• _Given request_:
Skip the pictures and extract all of the lines exactly as written.

⟨

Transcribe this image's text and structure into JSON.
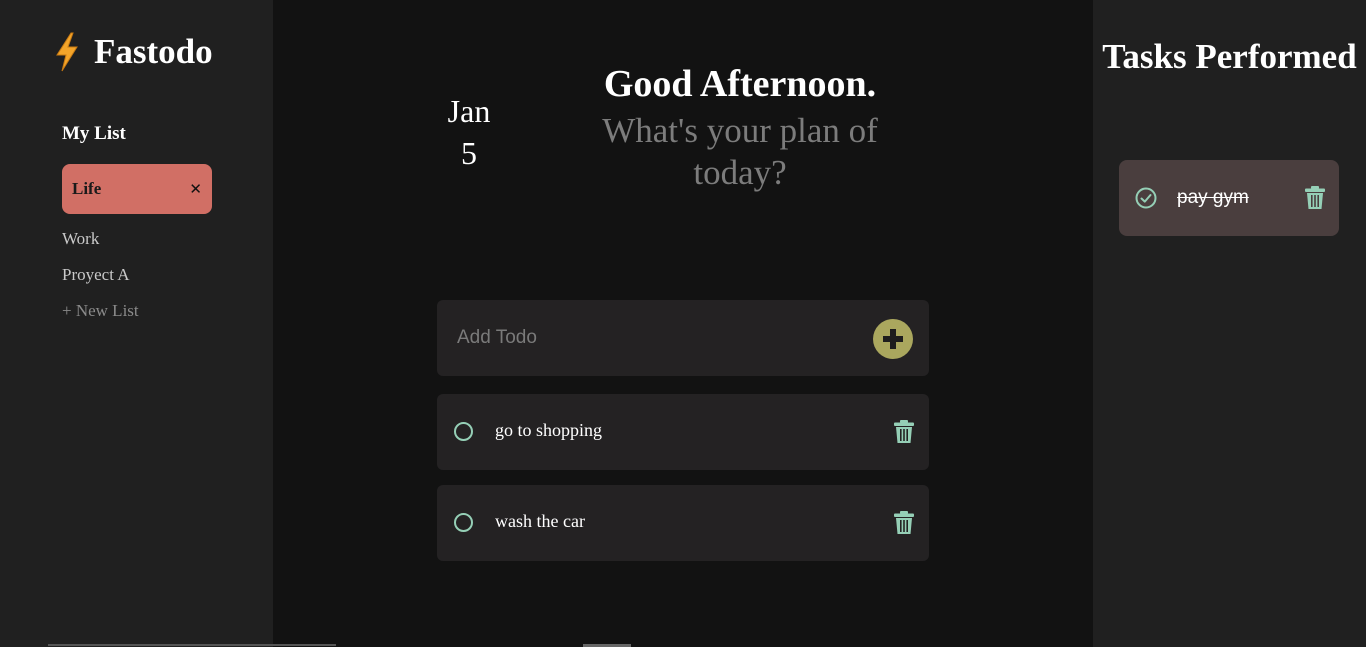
{
  "app": {
    "title": "Fastodo",
    "brand_icon": "lightning-bolt-icon"
  },
  "sidebar": {
    "section_title": "My List",
    "active_list": {
      "label": "Life",
      "close_icon": "close-icon",
      "close_glyph": "✕"
    },
    "lists": [
      {
        "label": "Work"
      },
      {
        "label": "Proyect A"
      }
    ],
    "new_list_label": "+ New List"
  },
  "header": {
    "date_month": "Jan",
    "date_day": "5",
    "greeting": "Good Afternoon.",
    "subtitle": "What's your plan of today?"
  },
  "add_todo": {
    "placeholder": "Add Todo",
    "button_icon": "plus-circle-icon"
  },
  "todos": [
    {
      "text": "go to shopping",
      "completed": false
    },
    {
      "text": "wash the car",
      "completed": false
    }
  ],
  "completed_panel": {
    "title": "Tasks Performed",
    "items": [
      {
        "text": "pay gym",
        "completed": true
      }
    ]
  },
  "colors": {
    "accent_active_list": "#d16f65",
    "add_button": "#aaa75e",
    "icon_mint": "#95cfb6",
    "done_card": "#4a3e3e"
  }
}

⟩

• _Task response_:
Transcribe this image's text and structure into JSON.
{
  "app": {
    "title": "Fastodo",
    "brand_icon": "lightning-bolt-icon"
  },
  "sidebar": {
    "section_title": "My List",
    "active_list": {
      "label": "Life",
      "close_icon": "close-icon",
      "close_glyph": "✕"
    },
    "lists": [
      {
        "label": "Work"
      },
      {
        "label": "Proyect A"
      }
    ],
    "new_list_label": "+ New List"
  },
  "header": {
    "date_month": "Jan",
    "date_day": "5",
    "greeting": "Good Afternoon.",
    "subtitle": "What's your plan of today?"
  },
  "add_todo": {
    "placeholder": "Add Todo",
    "button_icon": "plus-circle-icon"
  },
  "todos": [
    {
      "text": "go to shopping",
      "completed": false
    },
    {
      "text": "wash the car",
      "completed": false
    }
  ],
  "completed_panel": {
    "title": "Tasks Performed",
    "items": [
      {
        "text": "pay gym",
        "completed": true
      }
    ]
  },
  "colors": {
    "accent_active_list": "#d16f65",
    "add_button": "#aaa75e",
    "icon_mint": "#95cfb6",
    "done_card": "#4a3e3e"
  }
}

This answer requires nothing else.